→ **Work request A**: Revise the .selStart post by giving the stretch from "In the TextChange" through "are no issues)." again, with "autocomplete" replaced by "autofill".
→ **Work request B**:
Answer these questions using the .selStart post.
(i) What kind of project is the code in?
(ii) How is the text encoded?
(iii) How many characters and bytes does Xojo report for the text?

→ **Study text**:

Bizarre .selectStart issue in TextArea using RTF language

In the TextChange event of a TextArea I have written an autocomplete function that requires me to change the location of me.selStart multiple times. It works well. But I’ve just run into the strangest problem where, if I use Hebrew -QWERTY as the input language, I am unable to assign the value of me.select to 2. I can assign 0, 1, 3, etc., but not 2. I cannot reproduce this in a simple project so I can’t file a bug report. But I wonder if there is some known combination of factors that prevents one from assigning a particular .selStart value for text in a RTL language? (I tried changing .selLength to different values, but that had no effect. And the text is 5 characters, 9 bytes, in the example I’ve been using, so me.selStart of 2 should cause no problems. And in English there are no issues).

I should have noted that this is a Cocoa project, and the same code worked in Carbon in RS2012R2.1.

What are the bytes? and what is the encoding?

It’s utf-8-encoded Hebrew. Interesting! – Xojo tells me it’s 5 characters, 9 bytes. But it’s really 4 characters AFAICT, a Return followed by three Hebrew characters. Here are the bytes.

0AD7 90D6 B4D7 92D7 A2

I can upload screen snaps if that would help (but not sure how, except as a link).

[Saved entries]

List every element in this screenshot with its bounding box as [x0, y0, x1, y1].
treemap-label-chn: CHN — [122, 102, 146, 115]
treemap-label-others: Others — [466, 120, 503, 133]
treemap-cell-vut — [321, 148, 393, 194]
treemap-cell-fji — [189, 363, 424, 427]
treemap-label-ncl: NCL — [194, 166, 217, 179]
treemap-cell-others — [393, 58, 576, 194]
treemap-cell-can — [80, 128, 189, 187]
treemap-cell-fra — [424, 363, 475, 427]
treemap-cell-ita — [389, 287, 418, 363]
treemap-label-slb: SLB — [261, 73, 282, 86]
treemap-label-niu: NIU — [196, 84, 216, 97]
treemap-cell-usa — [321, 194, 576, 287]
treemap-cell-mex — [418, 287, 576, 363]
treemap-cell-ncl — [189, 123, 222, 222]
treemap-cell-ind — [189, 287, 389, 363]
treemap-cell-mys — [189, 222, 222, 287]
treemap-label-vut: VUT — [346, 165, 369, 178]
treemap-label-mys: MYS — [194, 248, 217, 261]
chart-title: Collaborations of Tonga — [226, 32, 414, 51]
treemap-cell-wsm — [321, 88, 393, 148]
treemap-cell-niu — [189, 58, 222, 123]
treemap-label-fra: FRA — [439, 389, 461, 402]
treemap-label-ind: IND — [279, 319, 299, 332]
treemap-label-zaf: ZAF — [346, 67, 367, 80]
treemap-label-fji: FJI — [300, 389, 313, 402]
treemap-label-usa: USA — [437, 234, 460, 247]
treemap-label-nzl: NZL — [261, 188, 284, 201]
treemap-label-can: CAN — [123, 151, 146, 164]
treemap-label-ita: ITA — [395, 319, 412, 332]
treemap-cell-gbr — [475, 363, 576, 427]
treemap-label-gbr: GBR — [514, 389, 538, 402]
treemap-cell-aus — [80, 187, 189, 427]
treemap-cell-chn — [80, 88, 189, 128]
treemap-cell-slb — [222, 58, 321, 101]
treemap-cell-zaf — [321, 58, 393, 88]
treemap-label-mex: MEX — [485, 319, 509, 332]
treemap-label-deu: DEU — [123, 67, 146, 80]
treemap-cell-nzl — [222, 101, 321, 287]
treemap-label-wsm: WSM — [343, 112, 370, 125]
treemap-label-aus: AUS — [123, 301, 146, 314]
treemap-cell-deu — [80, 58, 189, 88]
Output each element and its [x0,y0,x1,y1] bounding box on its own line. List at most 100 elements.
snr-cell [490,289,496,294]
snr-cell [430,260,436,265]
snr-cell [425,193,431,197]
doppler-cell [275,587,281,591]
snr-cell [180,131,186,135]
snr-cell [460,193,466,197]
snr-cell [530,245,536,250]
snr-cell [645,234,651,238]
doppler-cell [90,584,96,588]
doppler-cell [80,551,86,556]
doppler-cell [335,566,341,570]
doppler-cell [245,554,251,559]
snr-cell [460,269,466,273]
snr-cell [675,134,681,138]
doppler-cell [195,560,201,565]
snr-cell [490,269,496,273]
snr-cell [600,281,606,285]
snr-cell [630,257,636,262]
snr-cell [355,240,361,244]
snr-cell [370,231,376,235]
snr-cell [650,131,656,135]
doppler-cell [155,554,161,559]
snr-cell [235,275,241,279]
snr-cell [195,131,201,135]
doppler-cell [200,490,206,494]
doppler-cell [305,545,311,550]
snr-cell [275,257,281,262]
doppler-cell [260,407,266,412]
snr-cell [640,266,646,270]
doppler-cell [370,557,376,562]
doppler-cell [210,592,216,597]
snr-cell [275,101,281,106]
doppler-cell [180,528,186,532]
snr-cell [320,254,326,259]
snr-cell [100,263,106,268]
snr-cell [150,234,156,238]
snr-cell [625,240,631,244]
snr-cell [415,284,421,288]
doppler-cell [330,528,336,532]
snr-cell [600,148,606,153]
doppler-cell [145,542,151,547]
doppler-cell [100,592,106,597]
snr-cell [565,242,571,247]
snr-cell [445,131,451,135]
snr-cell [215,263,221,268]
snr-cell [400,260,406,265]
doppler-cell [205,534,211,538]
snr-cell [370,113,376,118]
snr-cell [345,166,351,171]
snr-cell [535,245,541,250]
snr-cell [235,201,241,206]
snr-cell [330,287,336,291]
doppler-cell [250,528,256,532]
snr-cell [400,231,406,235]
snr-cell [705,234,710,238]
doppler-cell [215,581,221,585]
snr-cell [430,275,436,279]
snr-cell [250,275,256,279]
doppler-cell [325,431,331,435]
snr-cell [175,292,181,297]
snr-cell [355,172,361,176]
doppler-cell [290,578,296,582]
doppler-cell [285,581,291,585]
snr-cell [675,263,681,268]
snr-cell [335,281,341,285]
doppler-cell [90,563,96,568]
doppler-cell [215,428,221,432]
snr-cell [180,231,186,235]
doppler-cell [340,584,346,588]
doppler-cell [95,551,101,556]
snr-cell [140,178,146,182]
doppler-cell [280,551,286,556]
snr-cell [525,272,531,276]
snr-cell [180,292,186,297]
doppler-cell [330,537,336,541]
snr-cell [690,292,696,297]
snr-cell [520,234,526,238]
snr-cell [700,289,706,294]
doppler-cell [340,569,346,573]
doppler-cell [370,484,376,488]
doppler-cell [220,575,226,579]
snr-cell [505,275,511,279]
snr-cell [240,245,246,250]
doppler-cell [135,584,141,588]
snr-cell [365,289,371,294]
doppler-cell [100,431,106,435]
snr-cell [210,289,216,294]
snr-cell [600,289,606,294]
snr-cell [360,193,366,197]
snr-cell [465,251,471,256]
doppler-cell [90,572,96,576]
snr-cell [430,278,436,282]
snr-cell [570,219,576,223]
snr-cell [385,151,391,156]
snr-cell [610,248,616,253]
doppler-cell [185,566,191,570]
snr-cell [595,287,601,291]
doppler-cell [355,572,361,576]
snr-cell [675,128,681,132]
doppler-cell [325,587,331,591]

→ **Your solution A**:
In the TextChange event of a TextArea I have written an autofill function that requires me to change the location of me.selStart multiple times. It works well. But I’ve just run into the strangest problem where, if I use Hebrew -QWERTY as the input language, I am unable to assign the value of me.select to 2. I can assign 0, 1, 3, etc., but not 2. I cannot reproduce this in a simple project so I can’t file a bug report. But I wonder if there is some known combination of factors that prevents one from assigning a particular .selStart value for text in a RTL language? (I tried changing .selLength to different values, but that had no effect. And the text is 5 characters, 9 bytes, in the example I’ve been using, so me.selStart of 2 should cause no problems. And in English there are no issues).

→ **Your solution B**:
(i) A Cocoa project.
(ii) It is utf-8-encoded Hebrew.
(iii) 5 characters and 9 bytes.